From: John Gilson <jag_at_acm.org>
Date: Mon, 03 Mar 2003 14:18:49 GMT
Message-ID: <dvJ8a.51657$Mh3.18448697@twister.nyc.rr.com>


"Lennart Jonsson" <lelle2_at_bonetmail.com> wrote in message news:b3v7h2$1qmn64$1_at_ID-167942.news.dfncis.de...
>
> Thanx Alan, I knew I've seen references to "howto do temporal things in
> sql", before in this group, I just couldnt find them. I'll keep this one in
> a safe place ;-)

I would second the use of the latest-representable date, instead of NULL, to represent a valid time that's currently valid.

The Snodgrass book is quite good and complete. You might also be interested in the latest by Date and Darwen, "Temporal Data and the Relational Model", which you can find out more about at www.thethirdmanifesto.com.

Regards,
jag

> /Lennart
>
>
> "Alan Gutierrez" <ajglist_at_izzy.net> wrote in message
> news:slrnb65oes.rd4.ajglist_at_izzy.net...
> > In article <b3tip2$1ohils$1_at_ID-167942.news.dfncis.de>, Lennart Jonsson
> wrote:
> >
> > > create table resourcecategory_history (
> > > category integer not null,
> > > resource integer not null,
> > > start timestamp not null,
> > > stop timestamp,
> > > primary key (category, resource, start)

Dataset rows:
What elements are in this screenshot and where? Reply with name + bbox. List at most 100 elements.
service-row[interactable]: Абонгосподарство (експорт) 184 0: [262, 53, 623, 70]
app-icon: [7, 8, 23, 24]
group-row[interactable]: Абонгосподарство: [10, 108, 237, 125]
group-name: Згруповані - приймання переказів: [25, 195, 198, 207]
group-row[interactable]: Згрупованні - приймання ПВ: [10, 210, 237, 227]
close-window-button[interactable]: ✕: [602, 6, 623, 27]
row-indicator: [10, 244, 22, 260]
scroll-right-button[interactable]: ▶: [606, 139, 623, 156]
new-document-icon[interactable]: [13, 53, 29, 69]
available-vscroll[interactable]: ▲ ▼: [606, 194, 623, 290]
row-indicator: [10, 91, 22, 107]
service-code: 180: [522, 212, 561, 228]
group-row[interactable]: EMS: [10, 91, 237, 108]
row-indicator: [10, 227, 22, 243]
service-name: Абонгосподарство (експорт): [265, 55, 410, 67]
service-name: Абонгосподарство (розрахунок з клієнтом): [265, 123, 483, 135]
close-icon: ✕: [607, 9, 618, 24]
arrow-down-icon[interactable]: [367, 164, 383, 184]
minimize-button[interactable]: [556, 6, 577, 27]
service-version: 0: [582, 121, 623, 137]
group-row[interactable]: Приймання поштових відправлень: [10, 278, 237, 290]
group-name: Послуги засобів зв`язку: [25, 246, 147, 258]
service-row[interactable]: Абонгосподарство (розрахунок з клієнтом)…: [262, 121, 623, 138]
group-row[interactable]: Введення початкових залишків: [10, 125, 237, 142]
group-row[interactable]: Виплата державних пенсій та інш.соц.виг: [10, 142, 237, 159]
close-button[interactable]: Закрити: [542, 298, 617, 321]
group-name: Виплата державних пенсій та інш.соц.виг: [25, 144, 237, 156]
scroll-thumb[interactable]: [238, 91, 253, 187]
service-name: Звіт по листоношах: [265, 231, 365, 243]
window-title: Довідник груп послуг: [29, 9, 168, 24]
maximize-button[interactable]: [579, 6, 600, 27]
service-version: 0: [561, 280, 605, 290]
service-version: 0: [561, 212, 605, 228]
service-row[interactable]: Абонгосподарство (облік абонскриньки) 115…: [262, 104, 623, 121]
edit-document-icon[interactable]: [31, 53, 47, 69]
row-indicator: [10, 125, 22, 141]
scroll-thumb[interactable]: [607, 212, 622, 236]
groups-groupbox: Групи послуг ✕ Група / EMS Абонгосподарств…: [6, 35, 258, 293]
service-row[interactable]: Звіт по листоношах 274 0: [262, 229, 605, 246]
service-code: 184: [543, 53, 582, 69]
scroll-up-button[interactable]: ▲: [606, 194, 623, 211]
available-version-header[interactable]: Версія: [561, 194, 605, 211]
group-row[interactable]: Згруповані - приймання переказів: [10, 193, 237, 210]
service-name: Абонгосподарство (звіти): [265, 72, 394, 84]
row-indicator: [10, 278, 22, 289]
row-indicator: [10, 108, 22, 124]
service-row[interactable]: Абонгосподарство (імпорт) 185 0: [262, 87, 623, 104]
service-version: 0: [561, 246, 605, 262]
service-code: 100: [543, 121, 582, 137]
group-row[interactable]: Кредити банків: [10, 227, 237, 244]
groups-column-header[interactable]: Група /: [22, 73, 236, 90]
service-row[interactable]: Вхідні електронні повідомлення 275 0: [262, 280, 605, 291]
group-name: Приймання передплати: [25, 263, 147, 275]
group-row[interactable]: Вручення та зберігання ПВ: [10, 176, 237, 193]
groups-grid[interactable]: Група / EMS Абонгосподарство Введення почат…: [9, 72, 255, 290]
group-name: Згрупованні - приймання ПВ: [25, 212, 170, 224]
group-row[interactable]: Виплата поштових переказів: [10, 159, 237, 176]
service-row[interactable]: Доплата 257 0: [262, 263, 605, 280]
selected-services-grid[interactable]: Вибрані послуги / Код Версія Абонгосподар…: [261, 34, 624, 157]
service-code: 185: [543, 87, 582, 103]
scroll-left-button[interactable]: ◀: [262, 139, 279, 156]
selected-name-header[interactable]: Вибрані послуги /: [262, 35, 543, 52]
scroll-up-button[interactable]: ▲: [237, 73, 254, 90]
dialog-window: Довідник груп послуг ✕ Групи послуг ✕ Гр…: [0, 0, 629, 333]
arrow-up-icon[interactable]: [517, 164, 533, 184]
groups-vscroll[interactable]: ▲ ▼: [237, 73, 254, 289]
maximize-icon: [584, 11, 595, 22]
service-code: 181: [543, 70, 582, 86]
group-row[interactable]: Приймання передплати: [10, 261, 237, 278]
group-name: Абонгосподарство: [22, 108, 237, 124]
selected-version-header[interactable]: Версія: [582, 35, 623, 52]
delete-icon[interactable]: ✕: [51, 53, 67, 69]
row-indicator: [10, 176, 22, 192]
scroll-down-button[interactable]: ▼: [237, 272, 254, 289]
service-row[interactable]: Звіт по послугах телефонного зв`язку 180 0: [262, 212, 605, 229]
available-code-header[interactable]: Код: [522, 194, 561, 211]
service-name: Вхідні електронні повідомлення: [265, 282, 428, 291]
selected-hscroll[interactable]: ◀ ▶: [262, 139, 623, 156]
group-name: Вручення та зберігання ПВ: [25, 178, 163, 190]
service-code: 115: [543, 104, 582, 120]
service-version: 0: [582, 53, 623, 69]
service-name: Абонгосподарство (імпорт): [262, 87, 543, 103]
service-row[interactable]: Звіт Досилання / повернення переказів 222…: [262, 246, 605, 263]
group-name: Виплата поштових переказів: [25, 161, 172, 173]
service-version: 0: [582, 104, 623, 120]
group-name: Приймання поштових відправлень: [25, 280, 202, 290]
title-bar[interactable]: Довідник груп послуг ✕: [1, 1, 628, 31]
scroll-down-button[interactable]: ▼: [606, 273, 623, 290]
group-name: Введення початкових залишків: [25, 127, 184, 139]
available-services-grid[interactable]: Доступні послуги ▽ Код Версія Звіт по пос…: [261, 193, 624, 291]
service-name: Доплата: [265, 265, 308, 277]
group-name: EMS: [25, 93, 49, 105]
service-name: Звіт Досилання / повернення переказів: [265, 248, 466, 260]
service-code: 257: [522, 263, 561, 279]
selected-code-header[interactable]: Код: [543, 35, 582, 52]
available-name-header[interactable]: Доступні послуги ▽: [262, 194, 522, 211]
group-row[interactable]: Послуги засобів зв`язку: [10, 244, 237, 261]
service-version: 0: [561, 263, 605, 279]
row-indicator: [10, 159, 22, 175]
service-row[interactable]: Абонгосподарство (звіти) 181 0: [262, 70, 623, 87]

[Short problem 1]
Please copy the newsgroup message on temporal data in SQL word for word, from "From: John Gilson" up to and including "about at www.thethirdmanifesto.com.".
[Short problem 2]
Carry the newsgroup message on temporal data in SQL forward from its last line.
The listing isn't needed here.

[Output 1]
From: John Gilson <jag_at_acm.org>
Date: Mon, 03 Mar 2003 14:18:49 GMT
Message-ID: <dvJ8a.51657$Mh3.18448697@twister.nyc.rr.com>


"Lennart Jonsson" <lelle2_at_bonetmail.com> wrote in message news:b3v7h2$1qmn64$1_at_ID-167942.news.dfncis.de...
>
> Thanx Alan, I knew I've seen references to "howto do temporal things in
> sql", before in this group, I just couldnt find them. I'll keep this one in
> a safe place ;-)

I would second the use of the latest-representable date, instead of NULL, to represent a valid time that's currently valid.

The Snodgrass book is quite good and complete. You might also be interested in the latest by Date and Darwen, "Temporal Data and the Relational Model", which you can find out more about at www.thethirdmanifesto.com.

[Output 2]
> > > foreign key (category) references resourcecategory
> > > foreign key (resource) references resource
> > > )
> >
> > > The second alternative is appealing because it better reflects the
> actual
> > > situation. It is however much more difficult to ask simple questions
> like
> > >
> > > select category, count(*) from result group by category
> > >
> > > since temporal info has to be dealt with
> > >
> > > select rch.category, count(*)
> > > from result r, resultcategory_history rch
> > > where r.resourceid = rch.resource and
> > > rch.start >= r.resulttime and
> > > (rch.stop is null or rch.stop < r.resulttime)
> > > group by rch.category
> > >
> > > besides one will have to add some checks (possibly via triggers) that
> > > overlapping does not occur
> >
> > > Having to use triggers always kinda rings a bell that there is something
> > > fishy with the design. How is these designs normally done? Any thoughts,
> > > anyone?
> >
> > I'm using the *_history desgin, with a slight change. Rather than
> > use a null value for something not yet stopped, I use a the value
> > 9999/12/31 00:00:00. That way your query becomes:
> >
> > SELECT Rch.category, COUNT(*)
> > FROM Result, Resultcategory_History Rch
> > WHERE Result.resourceid = Rch.resource
> > AND Result.resulttime BETWEEN Rch.start AND Rch.stop;
> > GROUP BY Rch.category
> >
> > Thers is a book by a fellow named Snodgrass that I am slowly working
> > through, that talks about this concept, which I believe is called a
> > valid-time table in his book.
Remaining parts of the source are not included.